--- Start MATERIAL PROVIDED ---
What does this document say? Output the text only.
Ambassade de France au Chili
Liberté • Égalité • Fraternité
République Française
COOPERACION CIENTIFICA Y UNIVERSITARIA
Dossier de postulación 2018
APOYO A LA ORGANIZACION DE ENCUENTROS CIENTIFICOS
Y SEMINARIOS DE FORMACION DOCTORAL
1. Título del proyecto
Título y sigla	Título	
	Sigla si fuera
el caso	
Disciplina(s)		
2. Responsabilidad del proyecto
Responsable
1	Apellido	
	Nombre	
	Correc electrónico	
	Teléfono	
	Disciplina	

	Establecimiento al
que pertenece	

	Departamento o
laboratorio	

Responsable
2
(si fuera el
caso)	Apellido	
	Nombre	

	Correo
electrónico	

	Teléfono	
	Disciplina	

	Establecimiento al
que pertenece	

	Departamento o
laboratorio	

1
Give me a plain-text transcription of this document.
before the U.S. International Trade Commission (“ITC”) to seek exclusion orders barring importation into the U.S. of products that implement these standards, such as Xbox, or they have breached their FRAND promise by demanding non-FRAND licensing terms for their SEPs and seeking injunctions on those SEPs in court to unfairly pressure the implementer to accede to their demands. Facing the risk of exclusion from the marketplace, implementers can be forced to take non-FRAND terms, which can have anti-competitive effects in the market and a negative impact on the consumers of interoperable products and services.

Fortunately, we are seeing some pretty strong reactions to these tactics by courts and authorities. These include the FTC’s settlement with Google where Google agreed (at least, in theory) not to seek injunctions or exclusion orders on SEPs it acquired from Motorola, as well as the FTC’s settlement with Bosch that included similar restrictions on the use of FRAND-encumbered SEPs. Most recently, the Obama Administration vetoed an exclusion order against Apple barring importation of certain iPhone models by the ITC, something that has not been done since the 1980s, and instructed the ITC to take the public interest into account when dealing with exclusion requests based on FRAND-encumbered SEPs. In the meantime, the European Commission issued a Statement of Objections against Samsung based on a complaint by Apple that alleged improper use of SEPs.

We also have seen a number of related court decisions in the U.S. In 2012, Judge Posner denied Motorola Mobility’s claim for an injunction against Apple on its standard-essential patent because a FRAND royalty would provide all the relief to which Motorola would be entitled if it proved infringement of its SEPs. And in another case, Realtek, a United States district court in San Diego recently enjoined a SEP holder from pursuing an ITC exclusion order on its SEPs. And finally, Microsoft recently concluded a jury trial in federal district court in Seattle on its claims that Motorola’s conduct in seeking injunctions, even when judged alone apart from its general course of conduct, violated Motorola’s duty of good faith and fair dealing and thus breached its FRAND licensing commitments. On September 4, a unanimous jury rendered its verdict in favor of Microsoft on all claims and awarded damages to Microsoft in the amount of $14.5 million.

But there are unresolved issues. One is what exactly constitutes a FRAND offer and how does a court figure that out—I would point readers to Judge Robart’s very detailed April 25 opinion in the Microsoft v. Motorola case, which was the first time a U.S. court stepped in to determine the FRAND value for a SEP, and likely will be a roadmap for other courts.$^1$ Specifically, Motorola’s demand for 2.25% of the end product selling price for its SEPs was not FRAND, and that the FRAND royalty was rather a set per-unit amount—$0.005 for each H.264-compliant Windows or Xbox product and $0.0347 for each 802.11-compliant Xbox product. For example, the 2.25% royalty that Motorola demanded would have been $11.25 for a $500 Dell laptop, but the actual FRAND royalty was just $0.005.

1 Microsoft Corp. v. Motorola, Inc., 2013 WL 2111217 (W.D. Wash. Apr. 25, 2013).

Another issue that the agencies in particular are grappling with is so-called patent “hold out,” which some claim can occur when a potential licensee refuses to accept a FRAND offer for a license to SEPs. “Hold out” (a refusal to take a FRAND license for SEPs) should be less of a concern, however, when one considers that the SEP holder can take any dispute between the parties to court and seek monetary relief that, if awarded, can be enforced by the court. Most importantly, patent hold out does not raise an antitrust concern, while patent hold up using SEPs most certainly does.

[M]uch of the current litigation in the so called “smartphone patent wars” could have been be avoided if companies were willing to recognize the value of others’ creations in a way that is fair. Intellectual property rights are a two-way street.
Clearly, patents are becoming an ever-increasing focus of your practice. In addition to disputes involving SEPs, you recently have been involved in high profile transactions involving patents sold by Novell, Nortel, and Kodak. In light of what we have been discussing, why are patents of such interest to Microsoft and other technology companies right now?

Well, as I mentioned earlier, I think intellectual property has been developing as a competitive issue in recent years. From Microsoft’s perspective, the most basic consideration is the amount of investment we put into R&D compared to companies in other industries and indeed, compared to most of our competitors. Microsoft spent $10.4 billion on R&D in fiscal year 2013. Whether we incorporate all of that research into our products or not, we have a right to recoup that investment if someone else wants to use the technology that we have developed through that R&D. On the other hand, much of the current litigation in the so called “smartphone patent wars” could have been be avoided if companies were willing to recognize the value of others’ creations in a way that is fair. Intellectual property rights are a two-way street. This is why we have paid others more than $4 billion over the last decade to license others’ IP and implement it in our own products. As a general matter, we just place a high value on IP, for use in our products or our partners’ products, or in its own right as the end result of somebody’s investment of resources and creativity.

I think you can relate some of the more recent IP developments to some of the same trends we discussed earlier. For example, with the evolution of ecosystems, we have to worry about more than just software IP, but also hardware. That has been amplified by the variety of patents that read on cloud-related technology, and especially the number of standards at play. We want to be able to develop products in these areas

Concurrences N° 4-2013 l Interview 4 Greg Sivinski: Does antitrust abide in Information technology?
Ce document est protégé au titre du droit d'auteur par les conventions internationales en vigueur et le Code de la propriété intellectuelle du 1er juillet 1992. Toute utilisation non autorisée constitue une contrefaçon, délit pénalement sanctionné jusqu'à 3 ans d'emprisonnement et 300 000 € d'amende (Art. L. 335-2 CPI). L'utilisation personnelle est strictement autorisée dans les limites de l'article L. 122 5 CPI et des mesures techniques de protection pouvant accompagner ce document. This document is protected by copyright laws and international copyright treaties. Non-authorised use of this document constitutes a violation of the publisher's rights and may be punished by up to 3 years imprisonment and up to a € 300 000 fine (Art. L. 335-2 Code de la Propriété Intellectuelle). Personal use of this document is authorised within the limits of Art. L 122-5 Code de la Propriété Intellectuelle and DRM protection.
--- End MATERIAL PROVIDED ---
*WRITTEN TASK*: Copy out every line where the word "proyecto" occurs.

*FULL RESPONSE*:
1. Título del proyecto
2. Responsabilidad del proyecto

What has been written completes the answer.